Teknologi pemadatan (densification) menjadi wood pellet dan wood briquette adalah skema atau rute termudah dalam pengolahan kayu-kayuan dan kebutuhannya saat ini  dan masa mendatang juga sangat besar. Saat ini juga sudah mulai bermunculan produsen-produsen wood pellet dan wood briquette di berbagai daerah di Indonesia. Pada umumnya produksi dua komoditas diatas masih menggunakan limbah-limbah kayu sebagai bahan bakunya yang persediaannya terbatas. Tandan kosong sawit adalah limbah padat pabrik sawit yang saat ini belum banyak diolah. Sebagai produsen CPO terbesar di dunia dengan luas kebun sawit hampir 11 juta hektar dan 600 pabrik kelapa sawit, maka limbah tandan kosong sawit tersebut juga sangat berlimpah.

=======

Tugas Latihan: Salin persis bagian bacaan tentang wood pellet dan wood briquette, mulai dari kata "Teknologi pemadatan (densification)" dan berhenti setelah kata "juga sangat berlimpah.".

Daftar koordinat kotak
=======

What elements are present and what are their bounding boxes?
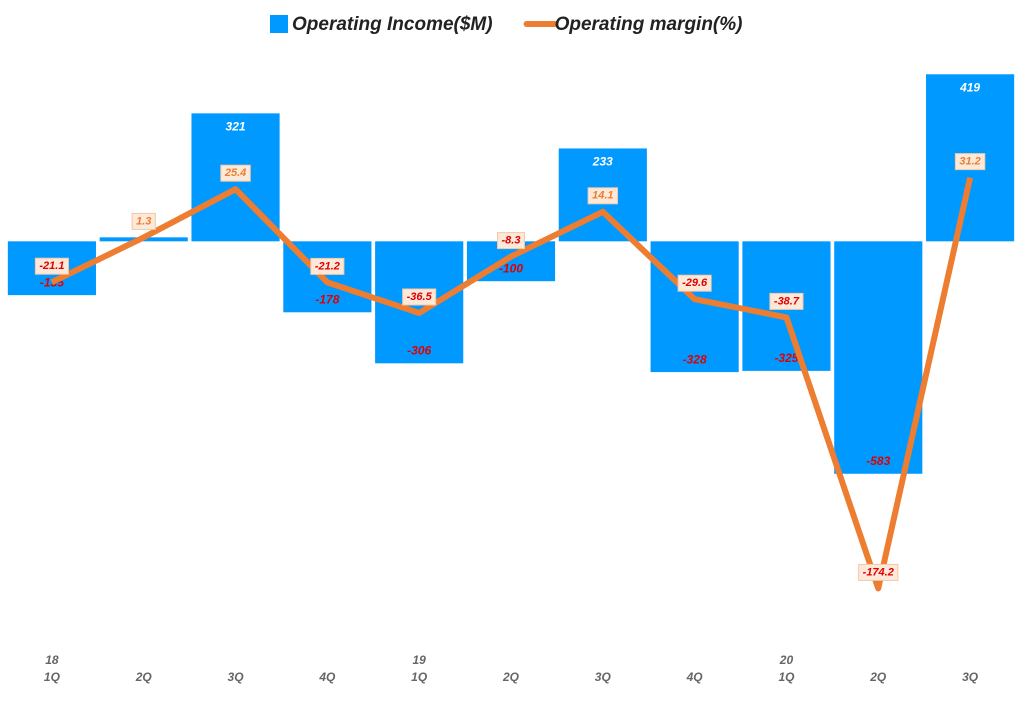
bar	[834, 241, 923, 474]
x-tick-label: 2Q	[135, 670, 153, 684]
bar-value-label: -583	[866, 454, 890, 468]
line-label-box	[587, 187, 619, 205]
x-tick-label: 4Q	[318, 670, 336, 684]
x-tick-label: 1Q	[778, 670, 795, 684]
line-label-box	[220, 164, 251, 182]
bar-value-label: -328	[683, 352, 707, 366]
line-label-box	[34, 257, 69, 275]
legend-swatch	[270, 15, 288, 33]
line-value-label: -21.2	[315, 260, 340, 272]
x-year-label: 18	[45, 653, 59, 667]
x-tick-label: 2Q	[502, 670, 520, 684]
line-label-box	[497, 232, 525, 250]
line-label-box	[402, 288, 437, 306]
line-value-label: 1.3	[136, 215, 151, 227]
bar-value-label: 419	[959, 80, 980, 94]
line-value-label: -38.7	[774, 295, 800, 307]
line-value-label: -8.3	[502, 235, 521, 247]
line-value-label: -36.5	[407, 291, 433, 303]
x-year-label: 20	[779, 653, 794, 667]
bar-value-label: -306	[407, 343, 431, 357]
x-tick-label: 3Q	[228, 670, 245, 684]
x-tick-label: 3Q	[595, 670, 612, 684]
legend-label: Operating margin(%)	[555, 14, 743, 35]
line-value-label: -174.2	[863, 566, 894, 578]
line-value-label: -29.6	[682, 277, 708, 289]
bar-value-label: -178	[315, 292, 339, 306]
x-tick-label: 2Q	[869, 670, 887, 684]
bar-value-label: 321	[226, 120, 246, 134]
bar-value-label: -325	[774, 351, 798, 365]
line	[50, 176, 974, 592]
line-label-box	[131, 212, 156, 230]
line-label-box	[769, 292, 804, 310]
x-tick-label: 1Q	[411, 670, 428, 684]
x-tick-label: 3Q	[962, 670, 979, 684]
line-label-box	[954, 153, 986, 171]
x-year-label: 19	[413, 653, 427, 667]
line-value-label: 31.2	[959, 156, 980, 168]
x-tick-label: 4Q	[686, 670, 704, 684]
line-value-label: -21.1	[39, 260, 64, 272]
legend-label: Operating Income($M)	[292, 14, 493, 35]
line-label-box	[310, 257, 345, 275]
x-tick-label: 1Q	[44, 670, 61, 684]
line-value-label: 25.4	[224, 167, 246, 179]
line-value-label: 14.1	[592, 190, 613, 202]
bar-value-label: -100	[499, 261, 523, 275]
line-label-box	[677, 274, 712, 292]
bar-value-label: 233	[592, 155, 613, 169]
line-label-box	[858, 563, 899, 581]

=======

Jawaban Latihan:
Teknologi pemadatan (densification) menjadi wood pellet dan wood briquette adalah skema atau rute termudah dalam pengolahan kayu-kayuan dan kebutuhannya saat ini  dan masa mendatang juga sangat besar. Saat ini juga sudah mulai bermunculan produsen-produsen wood pellet dan wood briquette di berbagai daerah di Indonesia. Pada umumnya produksi dua komoditas diatas masih menggunakan limbah-limbah kayu sebagai bahan bakunya yang persediaannya terbatas. Tandan kosong sawit adalah limbah padat pabrik sawit yang saat ini belum banyak diolah. Sebagai produsen CPO terbesar di dunia dengan luas kebun sawit hampir 11 juta hektar dan 600 pabrik kelapa sawit, maka limbah tandan kosong sawit tersebut juga sangat berlimpah.